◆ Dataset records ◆
— Start —

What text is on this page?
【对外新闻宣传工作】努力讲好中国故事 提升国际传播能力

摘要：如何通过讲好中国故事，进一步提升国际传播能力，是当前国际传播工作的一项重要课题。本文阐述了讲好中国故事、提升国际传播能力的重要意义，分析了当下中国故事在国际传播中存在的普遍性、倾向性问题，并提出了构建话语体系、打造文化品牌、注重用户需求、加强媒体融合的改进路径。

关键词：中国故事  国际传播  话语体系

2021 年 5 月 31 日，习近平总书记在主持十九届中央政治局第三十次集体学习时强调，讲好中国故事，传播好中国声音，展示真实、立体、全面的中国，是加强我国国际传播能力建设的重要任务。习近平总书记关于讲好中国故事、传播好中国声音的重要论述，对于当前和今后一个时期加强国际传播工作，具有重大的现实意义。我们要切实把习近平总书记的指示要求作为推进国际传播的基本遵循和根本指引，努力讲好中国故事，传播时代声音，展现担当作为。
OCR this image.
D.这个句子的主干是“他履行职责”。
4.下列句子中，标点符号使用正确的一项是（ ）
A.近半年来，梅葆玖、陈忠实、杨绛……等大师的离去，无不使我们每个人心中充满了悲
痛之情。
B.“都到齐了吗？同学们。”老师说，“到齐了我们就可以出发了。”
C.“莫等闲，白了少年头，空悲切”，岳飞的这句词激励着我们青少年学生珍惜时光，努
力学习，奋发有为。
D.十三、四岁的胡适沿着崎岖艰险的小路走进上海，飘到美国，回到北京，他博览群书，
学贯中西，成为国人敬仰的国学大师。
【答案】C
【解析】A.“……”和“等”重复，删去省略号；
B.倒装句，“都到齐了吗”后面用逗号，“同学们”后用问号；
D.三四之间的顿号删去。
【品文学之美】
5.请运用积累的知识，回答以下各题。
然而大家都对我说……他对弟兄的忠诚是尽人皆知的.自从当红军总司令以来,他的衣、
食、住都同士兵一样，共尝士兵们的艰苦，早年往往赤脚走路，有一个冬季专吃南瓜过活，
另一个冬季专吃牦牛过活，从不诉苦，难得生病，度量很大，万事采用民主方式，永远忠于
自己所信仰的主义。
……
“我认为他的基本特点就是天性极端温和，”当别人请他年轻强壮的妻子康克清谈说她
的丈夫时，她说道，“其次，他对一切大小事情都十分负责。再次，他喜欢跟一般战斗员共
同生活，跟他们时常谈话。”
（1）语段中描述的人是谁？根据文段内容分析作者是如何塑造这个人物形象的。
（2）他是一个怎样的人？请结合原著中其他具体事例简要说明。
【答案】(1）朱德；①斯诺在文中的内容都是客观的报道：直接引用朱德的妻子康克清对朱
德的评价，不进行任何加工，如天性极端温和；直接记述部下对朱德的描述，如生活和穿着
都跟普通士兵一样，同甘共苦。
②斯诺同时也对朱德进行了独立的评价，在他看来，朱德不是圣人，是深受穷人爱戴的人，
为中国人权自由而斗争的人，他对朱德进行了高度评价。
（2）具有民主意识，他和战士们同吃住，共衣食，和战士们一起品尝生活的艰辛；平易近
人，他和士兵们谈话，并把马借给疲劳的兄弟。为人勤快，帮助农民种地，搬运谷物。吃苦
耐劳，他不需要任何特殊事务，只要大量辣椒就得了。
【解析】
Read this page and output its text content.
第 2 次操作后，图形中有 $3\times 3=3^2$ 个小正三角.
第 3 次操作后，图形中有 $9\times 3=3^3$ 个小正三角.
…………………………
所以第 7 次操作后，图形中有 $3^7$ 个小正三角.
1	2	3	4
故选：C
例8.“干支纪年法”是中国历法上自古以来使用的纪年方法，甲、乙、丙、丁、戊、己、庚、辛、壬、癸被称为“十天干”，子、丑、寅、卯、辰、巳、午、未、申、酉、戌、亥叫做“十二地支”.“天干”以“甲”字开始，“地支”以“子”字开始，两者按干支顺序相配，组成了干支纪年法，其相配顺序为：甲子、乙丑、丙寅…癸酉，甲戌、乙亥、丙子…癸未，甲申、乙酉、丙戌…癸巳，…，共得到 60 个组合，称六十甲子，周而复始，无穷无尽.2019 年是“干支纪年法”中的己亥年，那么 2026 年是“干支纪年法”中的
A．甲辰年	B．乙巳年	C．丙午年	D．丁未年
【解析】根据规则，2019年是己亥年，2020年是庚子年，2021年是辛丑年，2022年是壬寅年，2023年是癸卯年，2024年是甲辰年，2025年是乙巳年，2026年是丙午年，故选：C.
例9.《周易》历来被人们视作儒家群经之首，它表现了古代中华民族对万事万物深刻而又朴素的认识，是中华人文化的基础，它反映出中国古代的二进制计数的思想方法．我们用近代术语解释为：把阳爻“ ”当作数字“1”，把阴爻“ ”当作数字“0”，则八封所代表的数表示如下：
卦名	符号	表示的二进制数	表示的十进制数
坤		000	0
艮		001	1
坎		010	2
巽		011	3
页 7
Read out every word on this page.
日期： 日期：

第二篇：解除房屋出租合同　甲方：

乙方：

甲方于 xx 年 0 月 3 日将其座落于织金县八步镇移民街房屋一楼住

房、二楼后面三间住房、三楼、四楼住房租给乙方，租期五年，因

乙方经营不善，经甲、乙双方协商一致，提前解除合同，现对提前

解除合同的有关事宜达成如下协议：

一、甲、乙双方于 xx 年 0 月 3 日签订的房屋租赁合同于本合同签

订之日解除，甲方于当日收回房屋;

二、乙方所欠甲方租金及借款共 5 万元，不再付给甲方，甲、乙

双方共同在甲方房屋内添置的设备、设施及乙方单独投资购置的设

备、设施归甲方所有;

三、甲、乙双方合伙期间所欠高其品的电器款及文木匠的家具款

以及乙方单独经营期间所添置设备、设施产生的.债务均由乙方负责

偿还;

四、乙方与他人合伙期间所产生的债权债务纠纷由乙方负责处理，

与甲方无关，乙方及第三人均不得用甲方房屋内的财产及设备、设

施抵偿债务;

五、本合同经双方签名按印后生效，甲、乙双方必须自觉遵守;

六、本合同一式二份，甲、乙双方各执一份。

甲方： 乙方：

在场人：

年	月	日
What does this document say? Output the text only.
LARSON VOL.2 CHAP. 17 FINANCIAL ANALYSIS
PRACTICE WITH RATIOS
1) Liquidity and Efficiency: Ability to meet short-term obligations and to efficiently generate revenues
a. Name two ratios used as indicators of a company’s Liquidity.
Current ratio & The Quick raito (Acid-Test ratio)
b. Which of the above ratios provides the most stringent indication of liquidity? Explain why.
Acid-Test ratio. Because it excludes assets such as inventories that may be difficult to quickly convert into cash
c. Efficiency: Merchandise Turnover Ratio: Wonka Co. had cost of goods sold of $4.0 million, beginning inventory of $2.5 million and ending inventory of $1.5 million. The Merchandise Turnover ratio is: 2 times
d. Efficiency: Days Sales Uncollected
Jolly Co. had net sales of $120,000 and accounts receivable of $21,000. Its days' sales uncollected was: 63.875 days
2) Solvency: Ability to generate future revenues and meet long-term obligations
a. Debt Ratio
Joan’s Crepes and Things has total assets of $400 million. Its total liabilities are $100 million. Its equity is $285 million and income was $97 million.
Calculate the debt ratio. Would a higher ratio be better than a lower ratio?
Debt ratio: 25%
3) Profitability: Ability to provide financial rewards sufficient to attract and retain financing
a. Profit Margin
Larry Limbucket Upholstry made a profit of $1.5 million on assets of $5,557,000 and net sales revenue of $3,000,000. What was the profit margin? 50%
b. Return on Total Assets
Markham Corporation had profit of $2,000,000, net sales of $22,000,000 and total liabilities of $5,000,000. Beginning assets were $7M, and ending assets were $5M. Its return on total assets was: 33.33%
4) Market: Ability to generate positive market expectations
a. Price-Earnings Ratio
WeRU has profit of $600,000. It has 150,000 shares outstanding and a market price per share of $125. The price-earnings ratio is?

— End —

◆ Written problem ◆
Determine how many lines include the string "Acid". Give no answer but the number.

◆ Reply ◆
2